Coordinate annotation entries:
>> Begin

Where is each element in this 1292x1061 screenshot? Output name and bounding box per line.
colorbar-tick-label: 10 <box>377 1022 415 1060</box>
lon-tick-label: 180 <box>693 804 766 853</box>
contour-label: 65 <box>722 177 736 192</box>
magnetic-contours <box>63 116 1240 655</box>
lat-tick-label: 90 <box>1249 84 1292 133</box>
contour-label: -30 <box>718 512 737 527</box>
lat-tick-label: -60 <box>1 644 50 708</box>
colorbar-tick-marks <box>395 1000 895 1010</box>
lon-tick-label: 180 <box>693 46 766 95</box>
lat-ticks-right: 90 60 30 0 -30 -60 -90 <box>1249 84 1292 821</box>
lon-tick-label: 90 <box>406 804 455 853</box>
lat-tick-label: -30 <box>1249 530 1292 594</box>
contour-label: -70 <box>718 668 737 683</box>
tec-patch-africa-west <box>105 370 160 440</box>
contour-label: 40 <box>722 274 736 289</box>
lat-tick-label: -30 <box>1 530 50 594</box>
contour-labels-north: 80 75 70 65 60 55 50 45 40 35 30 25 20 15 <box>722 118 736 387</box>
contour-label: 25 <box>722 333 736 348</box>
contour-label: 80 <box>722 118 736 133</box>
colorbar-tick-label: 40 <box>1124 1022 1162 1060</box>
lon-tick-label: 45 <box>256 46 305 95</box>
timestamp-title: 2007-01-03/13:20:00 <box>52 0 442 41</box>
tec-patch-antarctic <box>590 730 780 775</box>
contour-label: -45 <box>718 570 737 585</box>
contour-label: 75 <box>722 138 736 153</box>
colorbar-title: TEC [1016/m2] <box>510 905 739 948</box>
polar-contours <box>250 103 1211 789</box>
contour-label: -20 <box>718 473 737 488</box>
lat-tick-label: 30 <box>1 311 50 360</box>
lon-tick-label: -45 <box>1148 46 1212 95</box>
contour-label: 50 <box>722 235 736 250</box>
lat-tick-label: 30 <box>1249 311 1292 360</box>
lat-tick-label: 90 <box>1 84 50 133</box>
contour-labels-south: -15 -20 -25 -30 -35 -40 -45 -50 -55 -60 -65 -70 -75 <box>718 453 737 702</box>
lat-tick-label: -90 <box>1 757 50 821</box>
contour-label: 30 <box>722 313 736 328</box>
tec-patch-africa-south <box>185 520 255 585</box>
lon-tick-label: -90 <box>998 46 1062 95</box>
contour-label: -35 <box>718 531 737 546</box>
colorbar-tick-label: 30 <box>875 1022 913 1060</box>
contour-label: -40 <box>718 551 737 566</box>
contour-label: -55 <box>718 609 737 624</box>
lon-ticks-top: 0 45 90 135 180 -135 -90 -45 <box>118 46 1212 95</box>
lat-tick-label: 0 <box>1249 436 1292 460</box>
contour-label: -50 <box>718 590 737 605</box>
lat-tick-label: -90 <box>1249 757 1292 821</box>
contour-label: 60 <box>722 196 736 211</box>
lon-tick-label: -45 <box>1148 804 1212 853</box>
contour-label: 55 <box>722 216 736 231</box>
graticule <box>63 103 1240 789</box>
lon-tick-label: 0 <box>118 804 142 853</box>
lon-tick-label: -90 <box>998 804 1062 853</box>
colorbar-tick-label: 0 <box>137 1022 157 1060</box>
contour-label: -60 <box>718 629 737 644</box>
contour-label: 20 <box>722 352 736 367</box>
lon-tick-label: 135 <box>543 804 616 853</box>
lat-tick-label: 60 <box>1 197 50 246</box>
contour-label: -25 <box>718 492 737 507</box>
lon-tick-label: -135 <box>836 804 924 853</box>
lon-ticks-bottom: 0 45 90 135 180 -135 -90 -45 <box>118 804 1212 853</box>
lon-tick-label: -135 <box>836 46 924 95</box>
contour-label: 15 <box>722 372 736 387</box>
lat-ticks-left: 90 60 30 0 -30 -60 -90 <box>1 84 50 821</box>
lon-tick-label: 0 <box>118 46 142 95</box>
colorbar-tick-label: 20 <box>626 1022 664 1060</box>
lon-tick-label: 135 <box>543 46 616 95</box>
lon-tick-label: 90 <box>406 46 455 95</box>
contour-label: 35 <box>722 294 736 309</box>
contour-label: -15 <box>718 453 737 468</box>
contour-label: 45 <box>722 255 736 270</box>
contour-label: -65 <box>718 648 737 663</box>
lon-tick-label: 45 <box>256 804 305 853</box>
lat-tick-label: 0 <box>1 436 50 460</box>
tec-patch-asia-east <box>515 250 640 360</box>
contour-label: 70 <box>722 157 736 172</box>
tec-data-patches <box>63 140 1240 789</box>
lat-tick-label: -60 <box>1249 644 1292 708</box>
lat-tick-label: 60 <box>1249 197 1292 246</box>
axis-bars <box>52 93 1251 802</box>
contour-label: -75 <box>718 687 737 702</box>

>> End

Recast every line of the entries above as a Markdown table with two columns, Row and Line. Number the rows in order and leave out blank lines.

| Row | Line |
|---|---|
| 1 | Where is each element in this 1292x1061 screenshot? Output name and bounding box per line. |
| 2 | colorbar-tick-label: 10 <box>377 1022 415 1060</box> |
| 3 | lon-tick-label: 180 <box>693 804 766 853</box> |
| 4 | contour-label: 65 <box>722 177 736 192</box> |
| 5 | magnetic-contours <box>63 116 1240 655</box> |
| 6 | lat-tick-label: 90 <box>1249 84 1292 133</box> |
| 7 | contour-label: -30 <box>718 512 737 527</box> |
| 8 | lat-tick-label: -60 <box>1 644 50 708</box> |
| 9 | colorbar-tick-marks <box>395 1000 895 1010</box> |
| 10 | lon-tick-label: 180 <box>693 46 766 95</box> |
| 11 | lat-ticks-right: 90 60 30 0 -30 -60 -90 <box>1249 84 1292 821</box> |
| 12 | lon-tick-label: 90 <box>406 804 455 853</box> |
| 13 | lat-tick-label: -30 <box>1249 530 1292 594</box> |
| 14 | contour-label: -70 <box>718 668 737 683</box> |
| 15 | tec-patch-africa-west <box>105 370 160 440</box> |
| 16 | contour-label: 40 <box>722 274 736 289</box> |
| 17 | lat-tick-label: -30 <box>1 530 50 594</box> |
| 18 | contour-labels-north: 80 75 70 65 60 55 50 45 40 35 30 25 20 15 <box>722 118 736 387</box> |
| 19 | contour-label: 25 <box>722 333 736 348</box> |
| 20 | contour-label: 80 <box>722 118 736 133</box> |
| 21 | colorbar-tick-label: 40 <box>1124 1022 1162 1060</box> |
| 22 | lon-tick-label: 45 <box>256 46 305 95</box> |
| 23 | timestamp-title: 2007-01-03/13:20:00 <box>52 0 442 41</box> |
| 24 | tec-patch-antarctic <box>590 730 780 775</box> |
| 25 | contour-label: -45 <box>718 570 737 585</box> |
| 26 | contour-label: 75 <box>722 138 736 153</box> |
| 27 | colorbar-title: TEC [1016/m2] <box>510 905 739 948</box> |
| 28 | polar-contours <box>250 103 1211 789</box> |
| 29 | contour-label: -20 <box>718 473 737 488</box> |
| 30 | lat-tick-label: 30 <box>1 311 50 360</box> |
| 31 | lon-tick-label: -45 <box>1148 46 1212 95</box> |
| 32 | contour-label: 50 <box>722 235 736 250</box> |
| 33 | lat-tick-label: 30 <box>1249 311 1292 360</box> |
| 34 | lat-tick-label: 90 <box>1 84 50 133</box> |
| 35 | contour-labels-south: -15 -20 -25 -30 -35 -40 -45 -50 -55 -60 -65 -70 -75 <box>718 453 737 702</box> |
| 36 | lat-tick-label: -90 <box>1 757 50 821</box> |
| 37 | contour-label: 30 <box>722 313 736 328</box> |
| 38 | tec-patch-africa-south <box>185 520 255 585</box> |
| 39 | lon-tick-label: -90 <box>998 46 1062 95</box> |
| 40 | contour-label: -35 <box>718 531 737 546</box> |
| 41 | colorbar-tick-label: 30 <box>875 1022 913 1060</box> |
| 42 | contour-label: -40 <box>718 551 737 566</box> |
| 43 | contour-label: -55 <box>718 609 737 624</box> |
| 44 | lon-ticks-top: 0 45 90 135 180 -135 -90 -45 <box>118 46 1212 95</box> |
| 45 | lat-tick-label: 0 <box>1249 436 1292 460</box> |
| 46 | contour-label: -50 <box>718 590 737 605</box> |
| 47 | lat-tick-label: -90 <box>1249 757 1292 821</box> |
| 48 | contour-label: 60 <box>722 196 736 211</box> |
| 49 | lon-tick-label: -45 <box>1148 804 1212 853</box> |
| 50 | contour-label: 55 <box>722 216 736 231</box> |
| 51 | graticule <box>63 103 1240 789</box> |
| 52 | lon-tick-label: 0 <box>118 804 142 853</box> |
| 53 | lon-tick-label: -90 <box>998 804 1062 853</box> |
| 54 | colorbar-tick-label: 0 <box>137 1022 157 1060</box> |
| 55 | contour-label: -60 <box>718 629 737 644</box> |
| 56 | contour-label: 20 <box>722 352 736 367</box> |
| 57 | lon-tick-label: 135 <box>543 804 616 853</box> |
| 58 | lat-tick-label: 60 <box>1 197 50 246</box> |
| 59 | contour-label: -25 <box>718 492 737 507</box> |
| 60 | lon-tick-label: -135 <box>836 804 924 853</box> |
| 61 | lon-ticks-bottom: 0 45 90 135 180 -135 -90 -45 <box>118 804 1212 853</box> |
| 62 | lon-tick-label: -135 <box>836 46 924 95</box> |
| 63 | contour-label: 15 <box>722 372 736 387</box> |
| 64 | lat-ticks-left: 90 60 30 0 -30 -60 -90 <box>1 84 50 821</box> |
| 65 | lon-tick-label: 0 <box>118 46 142 95</box> |
| 66 | colorbar-tick-label: 20 <box>626 1022 664 1060</box> |
| 67 | lon-tick-label: 135 <box>543 46 616 95</box> |
| 68 | lon-tick-label: 90 <box>406 46 455 95</box> |
| 69 | contour-label: 35 <box>722 294 736 309</box> |
| 70 | contour-label: -15 <box>718 453 737 468</box> |
| 71 | contour-label: 45 <box>722 255 736 270</box> |
| 72 | contour-label: -65 <box>718 648 737 663</box> |
| 73 | lon-tick-label: 45 <box>256 804 305 853</box> |
| 74 | lat-tick-label: 0 <box>1 436 50 460</box> |
| 75 | tec-patch-asia-east <box>515 250 640 360</box> |
| 76 | contour-label: 70 <box>722 157 736 172</box> |
| 77 | tec-data-patches <box>63 140 1240 789</box> |
| 78 | lat-tick-label: -60 <box>1249 644 1292 708</box> |
| 79 | lat-tick-label: 60 <box>1249 197 1292 246</box> |
| 80 | axis-bars <box>52 93 1251 802</box> |
| 81 | contour-label: -75 <box>718 687 737 702</box> |